▶ _Extracted data entries_:

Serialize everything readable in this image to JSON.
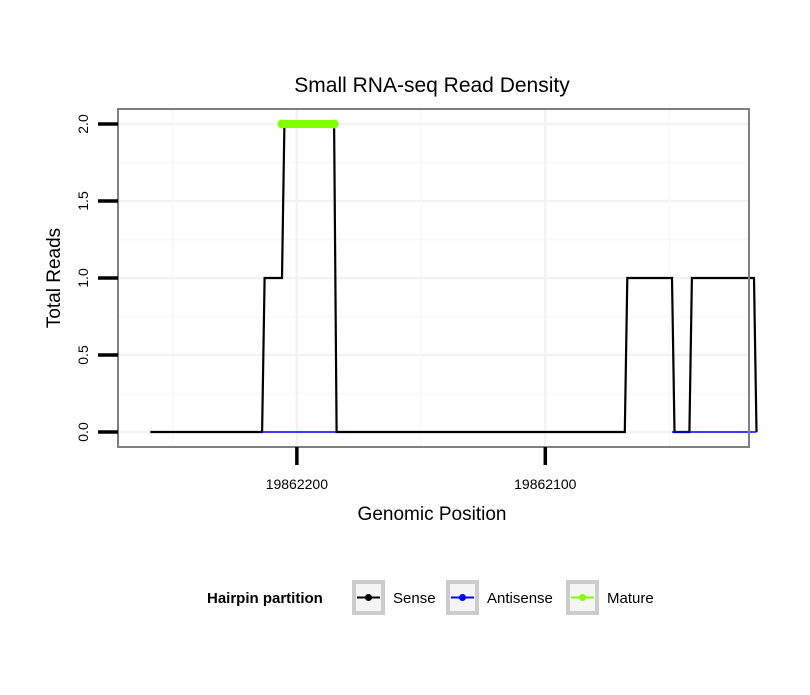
{
  "chart_data": {
    "type": "line",
    "title": "Small RNA-seq Read Density",
    "xlabel": "Genomic Position",
    "ylabel": "Total Reads",
    "ylim": [
      0,
      2.05
    ],
    "yticks": [
      {
        "value": 0.0,
        "label": "0.0"
      },
      {
        "value": 0.5,
        "label": "0.5"
      },
      {
        "value": 1.0,
        "label": "1.0"
      },
      {
        "value": 1.5,
        "label": "1.5"
      },
      {
        "value": 2.0,
        "label": "2.0"
      }
    ],
    "x_reversed": true,
    "xlim": [
      19862272,
      19862018
    ],
    "xticks": [
      {
        "value": 19862200,
        "label": "19862200"
      },
      {
        "value": 19862100,
        "label": "19862100"
      }
    ],
    "grid": true,
    "legend": {
      "title": "Hairpin partition",
      "position": "bottom",
      "items": [
        {
          "name": "Sense",
          "color": "#000000"
        },
        {
          "name": "Antisense",
          "color": "#0000ff"
        },
        {
          "name": "Mature",
          "color": "#7fff00"
        }
      ]
    },
    "series": [
      {
        "name": "Sense",
        "color": "#000000",
        "x": [
          19862259,
          19862214,
          19862213,
          19862206,
          19862205,
          19862185,
          19862184,
          19862068,
          19862067,
          19862049,
          19862048,
          19862042,
          19862041,
          19862016,
          19862015
        ],
        "y": [
          0,
          0,
          1,
          1,
          2,
          2,
          0,
          0,
          1,
          1,
          0,
          0,
          1,
          1,
          0
        ]
      },
      {
        "name": "Antisense",
        "color": "#0000ff",
        "x": [
          19862214,
          19862184,
          19862068,
          19862049,
          19862042,
          19862015
        ],
        "y": [
          0,
          0,
          null,
          0,
          0,
          0
        ]
      },
      {
        "name": "Mature",
        "color": "#7fff00",
        "x": [
          19862206,
          19862185
        ],
        "y": [
          2,
          2
        ]
      }
    ]
  }
}
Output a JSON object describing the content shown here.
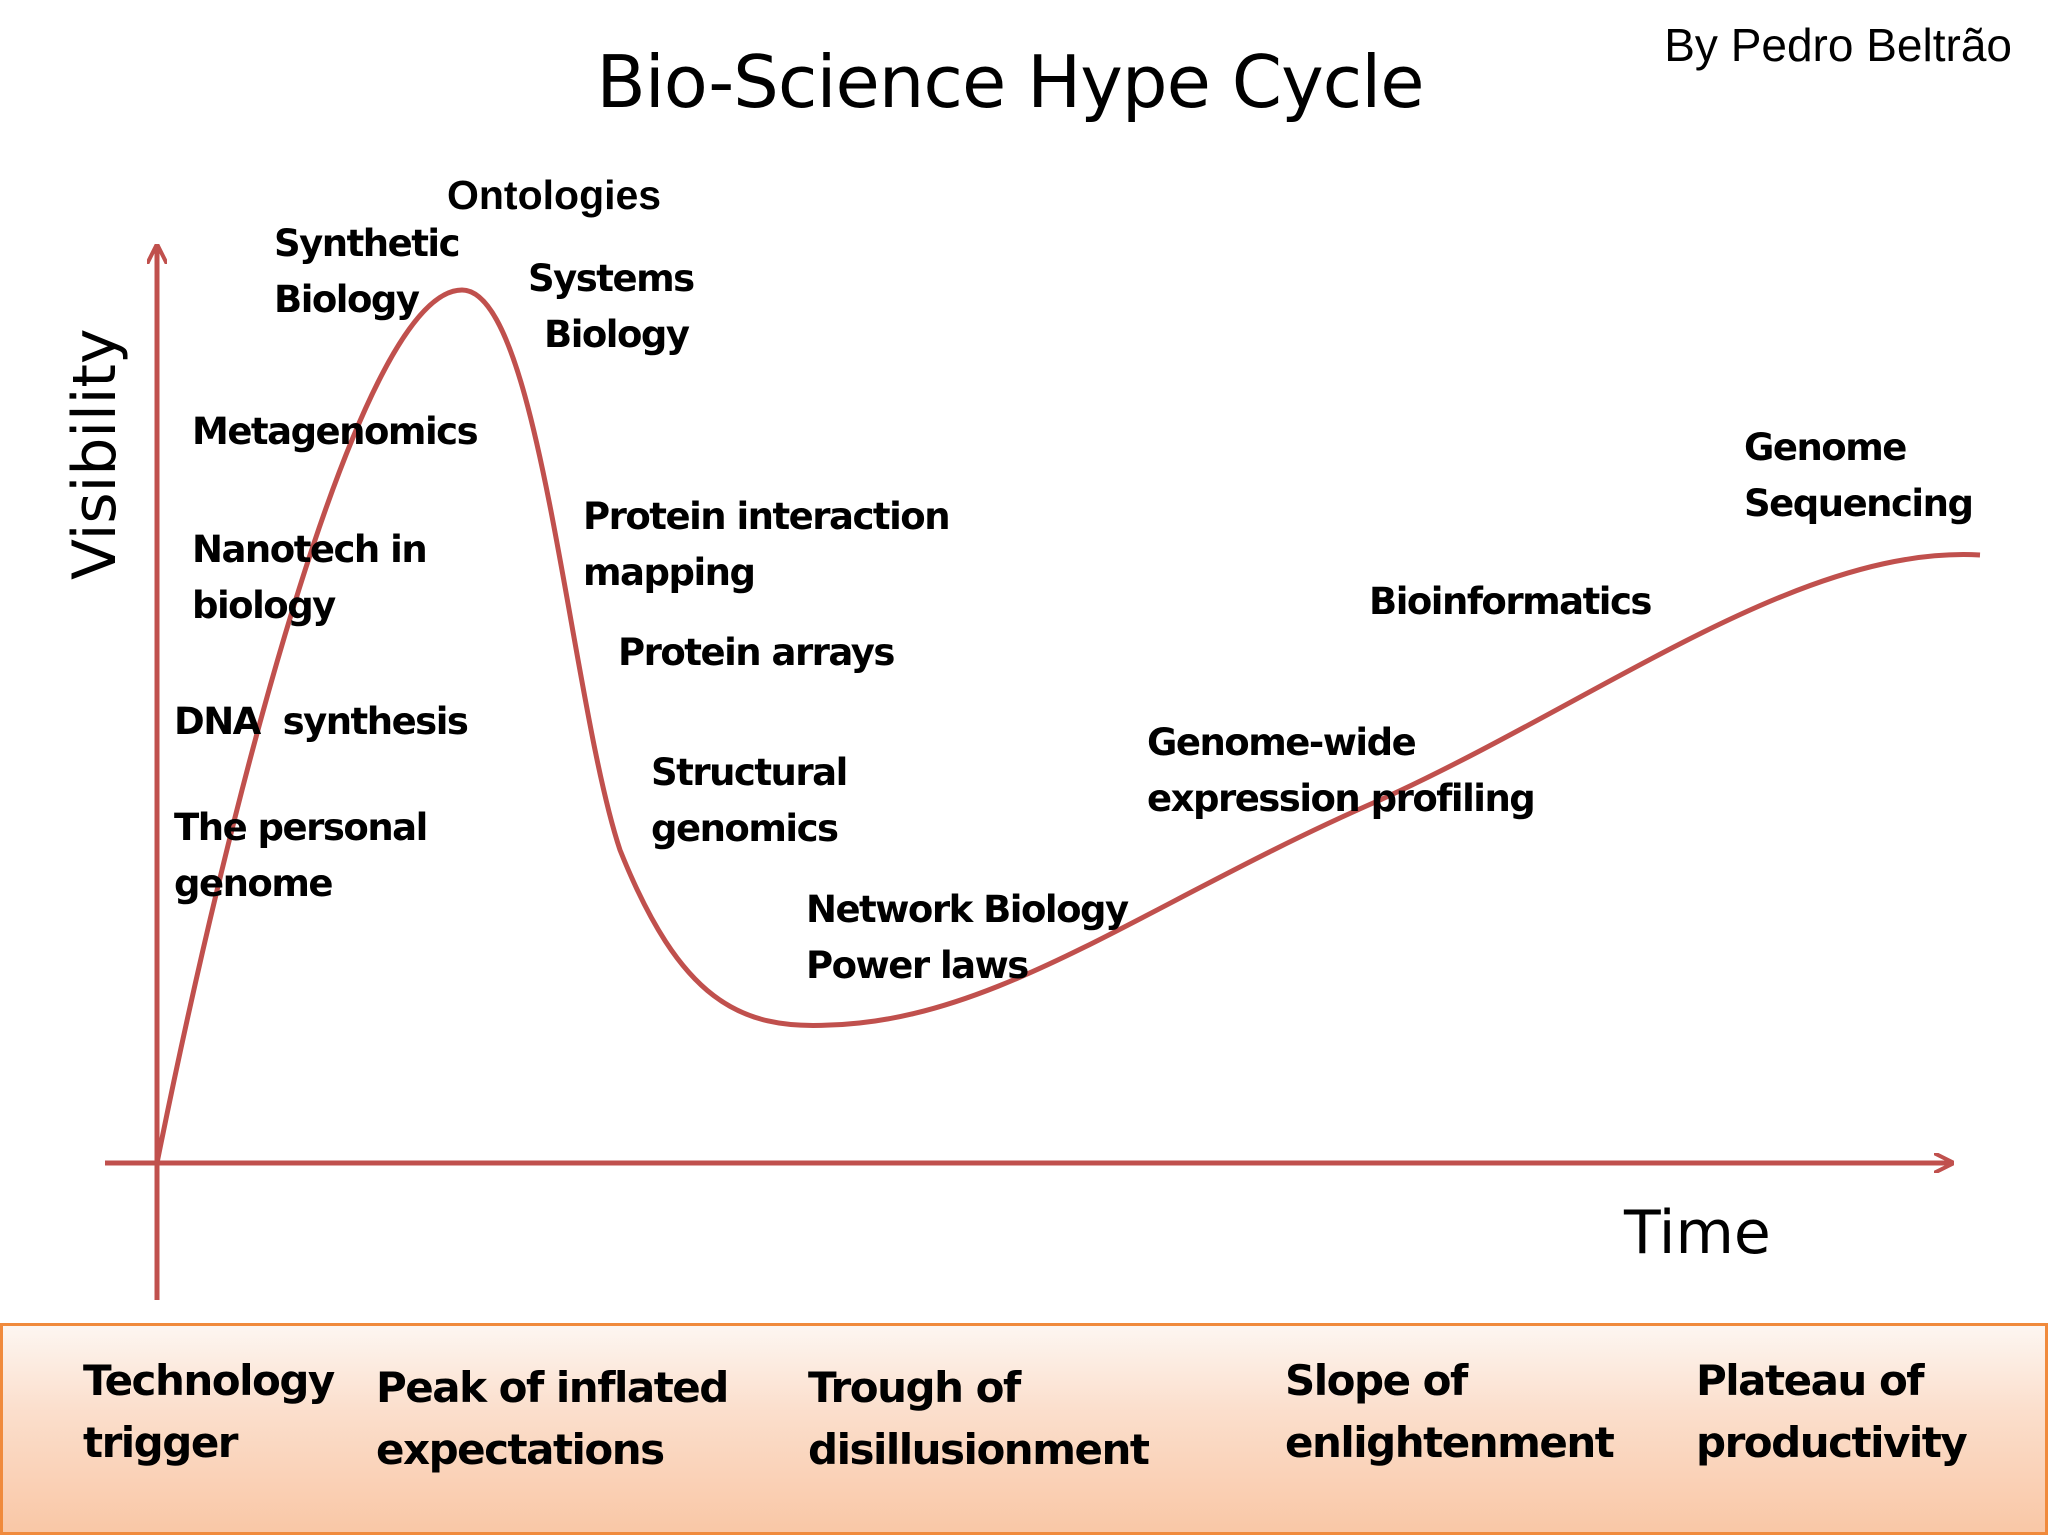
{
  "title": "Bio-Science Hype Cycle",
  "author": "By Pedro Beltrão",
  "axes": {
    "y_label": "Visibility",
    "x_label": "Time"
  },
  "curve_color": "#c0504d",
  "labels": {
    "ontologies": "Ontologies",
    "synthetic_biology": [
      "Synthetic",
      "Biology"
    ],
    "systems_biology": [
      "Systems",
      "Biology"
    ],
    "metagenomics": "Metagenomics",
    "nanotech": [
      "Nanotech in",
      "biology"
    ],
    "dna_synthesis": "DNA  synthesis",
    "personal_genome": [
      "The personal",
      "genome"
    ],
    "protein_interaction": [
      "Protein interaction",
      "mapping"
    ],
    "protein_arrays": "Protein arrays",
    "structural_genomics": [
      "Structural",
      "genomics"
    ],
    "network_biology": [
      "Network Biology",
      "Power laws"
    ],
    "genome_wide": [
      "Genome-wide",
      "expression profiling"
    ],
    "bioinformatics": "Bioinformatics",
    "genome_sequencing": [
      "Genome",
      "Sequencing"
    ]
  },
  "phases": [
    [
      "Technology",
      "trigger"
    ],
    [
      "Peak of inflated",
      "expectations"
    ],
    [
      "Trough of",
      "disillusionment"
    ],
    [
      "Slope of",
      "enlightenment"
    ],
    [
      "Plateau of",
      "productivity"
    ]
  ],
  "phase_bar_colors": {
    "border": "#f08a3c",
    "fill_top": "#fdf6f1",
    "fill_bottom": "#f9c7a6"
  }
}
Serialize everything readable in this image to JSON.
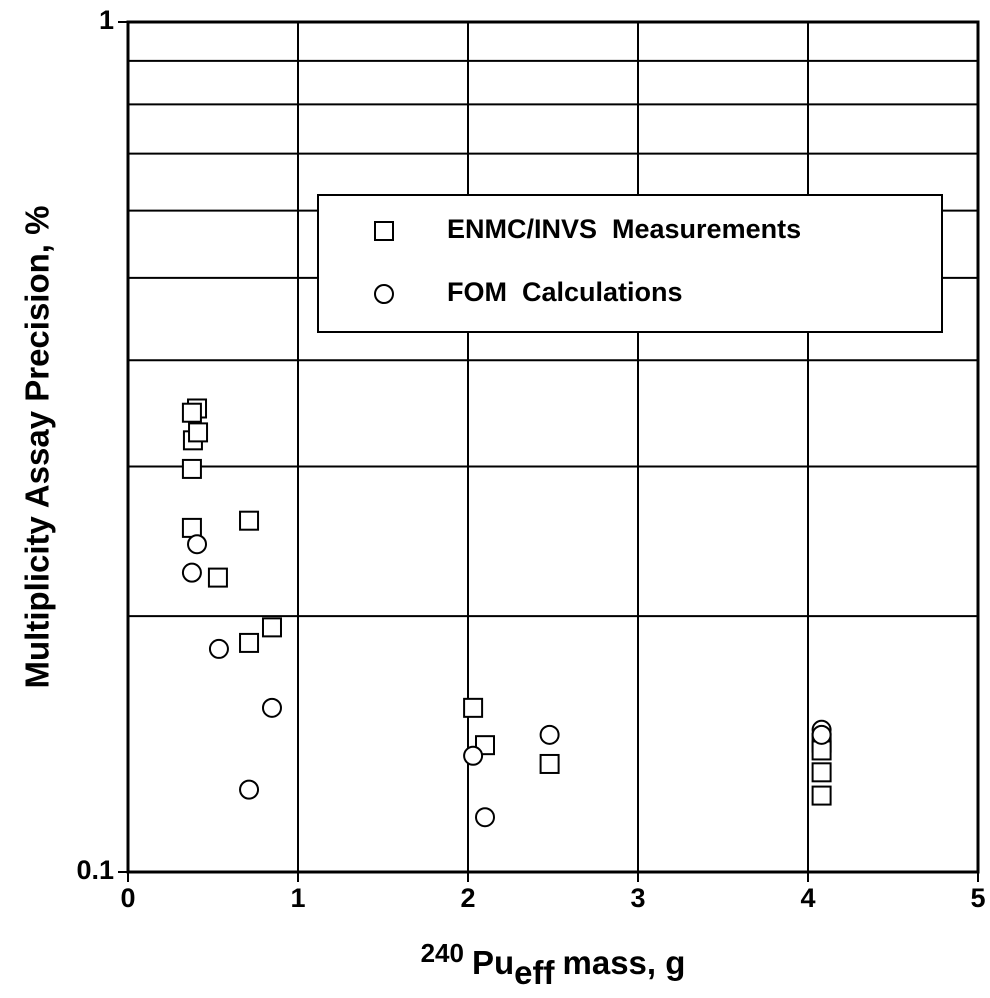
{
  "chart_data": {
    "type": "scatter",
    "xlabel": {
      "isotope": "240",
      "element": "Pu",
      "subscript": "eff",
      "rest": "mass, g"
    },
    "ylabel": "Multiplicity Assay Precision, %",
    "xlim": [
      0,
      5
    ],
    "xticks": [
      0,
      1,
      2,
      3,
      4,
      5
    ],
    "ylim": [
      0.1,
      1
    ],
    "yticks": [
      0.1,
      1
    ],
    "log_y": true,
    "y_minor_grid": [
      0.2,
      0.3,
      0.4,
      0.5,
      0.6,
      0.7,
      0.8,
      0.9
    ],
    "grid": true,
    "legend": "upper right",
    "series": [
      {
        "name": "ENMC/INVS  Measurements",
        "marker": "square",
        "color": "#000000",
        "x": [
          0.406,
          0.376,
          0.382,
          0.412,
          0.376,
          0.376,
          0.712,
          0.529,
          0.847,
          0.712,
          2.03,
          2.1,
          2.48,
          4.08,
          4.08,
          4.08,
          4.08
        ],
        "values": [
          0.351,
          0.347,
          0.322,
          0.329,
          0.298,
          0.254,
          0.259,
          0.222,
          0.194,
          0.186,
          0.156,
          0.141,
          0.134,
          0.142,
          0.139,
          0.131,
          0.123
        ]
      },
      {
        "name": "FOM  Calculations",
        "marker": "circle",
        "color": "#000000",
        "x": [
          0.406,
          0.376,
          0.535,
          0.847,
          0.712,
          2.03,
          2.1,
          2.48,
          4.08,
          4.08
        ],
        "values": [
          0.243,
          0.225,
          0.183,
          0.156,
          0.125,
          0.137,
          0.116,
          0.145,
          0.147,
          0.145
        ]
      }
    ]
  }
}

▶ _What is needed_:
Set down the records above exactly, leaving out pictures.

▶ _Exercise solution_:
Serialize everything readable in this image to JSON.
{
  "chart_data": {
    "type": "line",
    "title": "Small RNA-seq Read Density",
    "xlabel": "Genomic Position",
    "ylabel": "Total Reads",
    "ylim": [
      0,
      2.05
    ],
    "yticks": [
      {
        "value": 0.0,
        "label": "0.0"
      },
      {
        "value": 0.5,
        "label": "0.5"
      },
      {
        "value": 1.0,
        "label": "1.0"
      },
      {
        "value": 1.5,
        "label": "1.5"
      },
      {
        "value": 2.0,
        "label": "2.0"
      }
    ],
    "x_reversed": true,
    "xlim": [
      19862272,
      19862018
    ],
    "xticks": [
      {
        "value": 19862200,
        "label": "19862200"
      },
      {
        "value": 19862100,
        "label": "19862100"
      }
    ],
    "grid": true,
    "legend": {
      "title": "Hairpin partition",
      "position": "bottom",
      "items": [
        {
          "name": "Sense",
          "color": "#000000"
        },
        {
          "name": "Antisense",
          "color": "#0000ff"
        },
        {
          "name": "Mature",
          "color": "#7fff00"
        }
      ]
    },
    "series": [
      {
        "name": "Sense",
        "color": "#000000",
        "x": [
          19862259,
          19862214,
          19862213,
          19862206,
          19862205,
          19862185,
          19862184,
          19862068,
          19862067,
          19862049,
          19862048,
          19862042,
          19862041,
          19862016,
          19862015
        ],
        "y": [
          0,
          0,
          1,
          1,
          2,
          2,
          0,
          0,
          1,
          1,
          0,
          0,
          1,
          1,
          0
        ]
      },
      {
        "name": "Antisense",
        "color": "#0000ff",
        "x": [
          19862214,
          19862184,
          19862068,
          19862049,
          19862042,
          19862015
        ],
        "y": [
          0,
          0,
          null,
          0,
          0,
          0
        ]
      },
      {
        "name": "Mature",
        "color": "#7fff00",
        "x": [
          19862206,
          19862185
        ],
        "y": [
          2,
          2
        ]
      }
    ]
  }
}
Output a JSON object describing the content shown here.
{
  "title": "Bio-Science Hype Cycle",
  "author": "By Pedro Beltrão",
  "axes": {
    "y_label": "Visibility",
    "x_label": "Time"
  },
  "curve_color": "#c0504d",
  "labels": {
    "ontologies": "Ontologies",
    "synthetic_biology": [
      "Synthetic",
      "Biology"
    ],
    "systems_biology": [
      "Systems",
      "Biology"
    ],
    "metagenomics": "Metagenomics",
    "nanotech": [
      "Nanotech in",
      "biology"
    ],
    "dna_synthesis": "DNA  synthesis",
    "personal_genome": [
      "The personal",
      "genome"
    ],
    "protein_interaction": [
      "Protein interaction",
      "mapping"
    ],
    "protein_arrays": "Protein arrays",
    "structural_genomics": [
      "Structural",
      "genomics"
    ],
    "network_biology": [
      "Network Biology",
      "Power laws"
    ],
    "genome_wide": [
      "Genome-wide",
      "expression profiling"
    ],
    "bioinformatics": "Bioinformatics",
    "genome_sequencing": [
      "Genome",
      "Sequencing"
    ]
  },
  "phases": [
    [
      "Technology",
      "trigger"
    ],
    [
      "Peak of inflated",
      "expectations"
    ],
    [
      "Trough of",
      "disillusionment"
    ],
    [
      "Slope of",
      "enlightenment"
    ],
    [
      "Plateau of",
      "productivity"
    ]
  ],
  "phase_bar_colors": {
    "border": "#f08a3c",
    "fill_top": "#fdf6f1",
    "fill_bottom": "#f9c7a6"
  }
}
Serialize everything readable in this image to JSON.
{
  "chart_data": {
    "type": "scatter",
    "xlabel": {
      "isotope": "240",
      "element": "Pu",
      "subscript": "eff",
      "rest": "mass, g"
    },
    "ylabel": "Multiplicity Assay Precision, %",
    "xlim": [
      0,
      5
    ],
    "xticks": [
      0,
      1,
      2,
      3,
      4,
      5
    ],
    "ylim": [
      0.1,
      1
    ],
    "yticks": [
      0.1,
      1
    ],
    "log_y": true,
    "y_minor_grid": [
      0.2,
      0.3,
      0.4,
      0.5,
      0.6,
      0.7,
      0.8,
      0.9
    ],
    "grid": true,
    "legend": "upper right",
    "series": [
      {
        "name": "ENMC/INVS  Measurements",
        "marker": "square",
        "color": "#000000",
        "x": [
          0.406,
          0.376,
          0.382,
          0.412,
          0.376,
          0.376,
          0.712,
          0.529,
          0.847,
          0.712,
          2.03,
          2.1,
          2.48,
          4.08,
          4.08,
          4.08,
          4.08
        ],
        "values": [
          0.351,
          0.347,
          0.322,
          0.329,
          0.298,
          0.254,
          0.259,
          0.222,
          0.194,
          0.186,
          0.156,
          0.141,
          0.134,
          0.142,
          0.139,
          0.131,
          0.123
        ]
      },
      {
        "name": "FOM  Calculations",
        "marker": "circle",
        "color": "#000000",
        "x": [
          0.406,
          0.376,
          0.535,
          0.847,
          0.712,
          2.03,
          2.1,
          2.48,
          4.08,
          4.08
        ],
        "values": [
          0.243,
          0.225,
          0.183,
          0.156,
          0.125,
          0.137,
          0.116,
          0.145,
          0.147,
          0.145
        ]
      }
    ]
  }
}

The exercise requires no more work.